__RECORDS TO PROCESS__.
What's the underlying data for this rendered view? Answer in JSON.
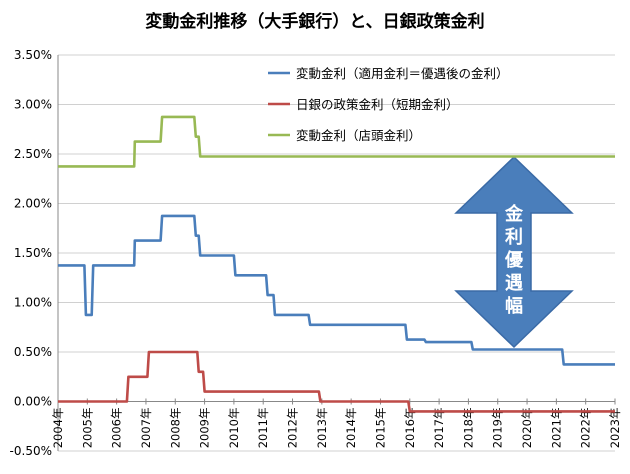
{
  "chart_data": {
    "type": "line",
    "title": "変動金利推移（大手銀行）と、日銀政策金利",
    "ylim": [
      -0.005,
      0.035
    ],
    "yticks": [
      "-0.50%",
      "0.00%",
      "0.50%",
      "1.00%",
      "1.50%",
      "2.00%",
      "2.50%",
      "3.00%",
      "3.50%"
    ],
    "xlim": [
      2004,
      2023
    ],
    "xticks": [
      "2004年",
      "2005年",
      "2006年",
      "2007年",
      "2008年",
      "2009年",
      "2010年",
      "2011年",
      "2012年",
      "2013年",
      "2014年",
      "2015年",
      "2016年",
      "2017年",
      "2018年",
      "2019年",
      "2020年",
      "2021年",
      "2022年",
      "2023年"
    ],
    "legend_position": "top-right",
    "grid": "horizontal",
    "annotation": "金利優遇幅",
    "annotation_chars": [
      "金",
      "利",
      "優",
      "遇",
      "幅"
    ],
    "series": [
      {
        "name": "変動金利（適用金利＝優遇後の金利）",
        "color": "#4a7ebb",
        "points": [
          [
            2004.0,
            0.01375
          ],
          [
            2004.9,
            0.01375
          ],
          [
            2004.95,
            0.00875
          ],
          [
            2005.15,
            0.00875
          ],
          [
            2005.2,
            0.01375
          ],
          [
            2006.6,
            0.01375
          ],
          [
            2006.62,
            0.01625
          ],
          [
            2007.5,
            0.01625
          ],
          [
            2007.55,
            0.01875
          ],
          [
            2008.65,
            0.01875
          ],
          [
            2008.7,
            0.01675
          ],
          [
            2008.8,
            0.01675
          ],
          [
            2008.85,
            0.01475
          ],
          [
            2010.0,
            0.01475
          ],
          [
            2010.05,
            0.01275
          ],
          [
            2011.1,
            0.01275
          ],
          [
            2011.15,
            0.01075
          ],
          [
            2011.35,
            0.01075
          ],
          [
            2011.4,
            0.00875
          ],
          [
            2012.55,
            0.00875
          ],
          [
            2012.6,
            0.00775
          ],
          [
            2015.85,
            0.00775
          ],
          [
            2015.9,
            0.00625
          ],
          [
            2016.5,
            0.00625
          ],
          [
            2016.55,
            0.006
          ],
          [
            2018.1,
            0.006
          ],
          [
            2018.15,
            0.00525
          ],
          [
            2021.2,
            0.00525
          ],
          [
            2021.25,
            0.00375
          ],
          [
            2023.0,
            0.00375
          ]
        ]
      },
      {
        "name": "日銀の政策金利（短期金利）",
        "color": "#be4b48",
        "points": [
          [
            2004.0,
            0.0
          ],
          [
            2006.35,
            0.0
          ],
          [
            2006.4,
            0.0025
          ],
          [
            2007.05,
            0.0025
          ],
          [
            2007.1,
            0.005
          ],
          [
            2008.75,
            0.005
          ],
          [
            2008.8,
            0.003
          ],
          [
            2008.95,
            0.003
          ],
          [
            2009.0,
            0.001
          ],
          [
            2012.9,
            0.001
          ],
          [
            2012.95,
            0.0
          ],
          [
            2015.95,
            0.0
          ],
          [
            2016.0,
            -0.001
          ],
          [
            2023.0,
            -0.001
          ]
        ]
      },
      {
        "name": "変動金利（店頭金利）",
        "color": "#98b954",
        "points": [
          [
            2004.0,
            0.02375
          ],
          [
            2006.6,
            0.02375
          ],
          [
            2006.62,
            0.02625
          ],
          [
            2007.5,
            0.02625
          ],
          [
            2007.55,
            0.02875
          ],
          [
            2008.65,
            0.02875
          ],
          [
            2008.7,
            0.02675
          ],
          [
            2008.8,
            0.02675
          ],
          [
            2008.85,
            0.02475
          ],
          [
            2023.0,
            0.02475
          ]
        ]
      }
    ]
  }
}
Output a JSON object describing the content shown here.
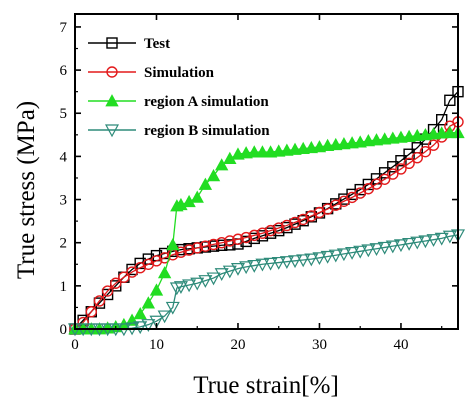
{
  "chart_data": {
    "type": "line",
    "xlabel": "True strain[%]",
    "ylabel": "True stress (MPa)",
    "xlim": [
      0,
      47
    ],
    "ylim": [
      0,
      7.3
    ],
    "x_ticks": [
      0,
      10,
      20,
      30,
      40
    ],
    "y_ticks": [
      0,
      1,
      2,
      3,
      4,
      5,
      6,
      7
    ],
    "x_tick_labels": [
      "0",
      "10",
      "20",
      "30",
      "40"
    ],
    "y_tick_labels": [
      "0",
      "1",
      "2",
      "3",
      "4",
      "5",
      "6",
      "7"
    ],
    "grid": false,
    "legend_position": "top-left",
    "series": [
      {
        "name": "Test",
        "color": "#000000",
        "marker": "square",
        "x": [
          0,
          1,
          2,
          3,
          4,
          5,
          6,
          7,
          8,
          9,
          10,
          11,
          12,
          13,
          14,
          15,
          16,
          17,
          18,
          19,
          20,
          21,
          22,
          23,
          24,
          25,
          26,
          27,
          28,
          29,
          30,
          31,
          32,
          33,
          34,
          35,
          36,
          37,
          38,
          39,
          40,
          41,
          42,
          43,
          44,
          45,
          46,
          47
        ],
        "y": [
          0.0,
          0.2,
          0.4,
          0.6,
          0.8,
          1.0,
          1.2,
          1.38,
          1.52,
          1.62,
          1.7,
          1.75,
          1.8,
          1.84,
          1.86,
          1.88,
          1.9,
          1.92,
          1.94,
          1.95,
          1.97,
          2.03,
          2.1,
          2.16,
          2.22,
          2.28,
          2.35,
          2.43,
          2.51,
          2.6,
          2.69,
          2.79,
          2.9,
          3.01,
          3.12,
          3.23,
          3.35,
          3.48,
          3.62,
          3.76,
          3.9,
          4.05,
          4.2,
          4.4,
          4.62,
          4.85,
          5.3,
          5.5
        ]
      },
      {
        "name": "Simulation",
        "color": "#e31a1c",
        "marker": "circle",
        "x": [
          0,
          1,
          2,
          3,
          4,
          5,
          6,
          7,
          8,
          9,
          10,
          11,
          12,
          13,
          14,
          15,
          16,
          17,
          18,
          19,
          20,
          21,
          22,
          23,
          24,
          25,
          26,
          27,
          28,
          29,
          30,
          31,
          32,
          33,
          34,
          35,
          36,
          37,
          38,
          39,
          40,
          41,
          42,
          43,
          44,
          45,
          46,
          47
        ],
        "y": [
          0.0,
          0.15,
          0.4,
          0.65,
          0.88,
          1.06,
          1.2,
          1.32,
          1.42,
          1.5,
          1.58,
          1.65,
          1.72,
          1.78,
          1.83,
          1.88,
          1.92,
          1.96,
          2.0,
          2.04,
          2.08,
          2.12,
          2.17,
          2.22,
          2.28,
          2.34,
          2.4,
          2.47,
          2.54,
          2.62,
          2.7,
          2.78,
          2.87,
          2.96,
          3.05,
          3.15,
          3.25,
          3.36,
          3.47,
          3.59,
          3.71,
          3.84,
          3.97,
          4.11,
          4.26,
          4.45,
          4.7,
          4.8
        ]
      },
      {
        "name": "region A simulation",
        "color": "#22dd22",
        "marker": "triangle-up",
        "x": [
          0,
          1,
          2,
          3,
          4,
          5,
          6,
          7,
          8,
          9,
          10,
          11,
          12,
          12.5,
          13,
          14,
          15,
          16,
          17,
          18,
          19,
          20,
          21,
          22,
          23,
          24,
          25,
          26,
          27,
          28,
          29,
          30,
          31,
          32,
          33,
          34,
          35,
          36,
          37,
          38,
          39,
          40,
          41,
          42,
          43,
          44,
          45,
          46,
          47
        ],
        "y": [
          0.0,
          0.0,
          0.0,
          0.0,
          0.02,
          0.05,
          0.1,
          0.2,
          0.35,
          0.6,
          0.9,
          1.3,
          1.95,
          2.85,
          2.88,
          2.95,
          3.05,
          3.35,
          3.55,
          3.8,
          3.95,
          4.05,
          4.08,
          4.1,
          4.1,
          4.1,
          4.12,
          4.14,
          4.16,
          4.18,
          4.2,
          4.22,
          4.25,
          4.27,
          4.29,
          4.31,
          4.33,
          4.36,
          4.38,
          4.4,
          4.42,
          4.44,
          4.46,
          4.48,
          4.5,
          4.52,
          4.54,
          4.55,
          4.55
        ]
      },
      {
        "name": "region B simulation",
        "color": "#2e8b7a",
        "marker": "triangle-down",
        "x": [
          0,
          1,
          2,
          3,
          4,
          5,
          6,
          7,
          8,
          9,
          10,
          11,
          12,
          12.5,
          13,
          14,
          15,
          16,
          17,
          18,
          19,
          20,
          21,
          22,
          23,
          24,
          25,
          26,
          27,
          28,
          29,
          30,
          31,
          32,
          33,
          34,
          35,
          36,
          37,
          38,
          39,
          40,
          41,
          42,
          43,
          44,
          45,
          46,
          47
        ],
        "y": [
          0.0,
          0.0,
          0.0,
          0.0,
          0.0,
          0.0,
          0.0,
          0.02,
          0.05,
          0.1,
          0.18,
          0.3,
          0.5,
          0.95,
          0.98,
          1.02,
          1.06,
          1.12,
          1.18,
          1.28,
          1.34,
          1.4,
          1.44,
          1.47,
          1.5,
          1.52,
          1.54,
          1.56,
          1.58,
          1.6,
          1.62,
          1.65,
          1.68,
          1.71,
          1.74,
          1.77,
          1.8,
          1.83,
          1.86,
          1.89,
          1.92,
          1.95,
          1.98,
          2.01,
          2.04,
          2.07,
          2.1,
          2.15,
          2.18
        ]
      }
    ]
  }
}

__WHAT IS ASKED__.
Copy each line above that contains the word "marker".

__FULL OUTPUT__.
        "marker": "square",
        "marker": "circle",
        "marker": "triangle-up",
        "marker": "triangle-down",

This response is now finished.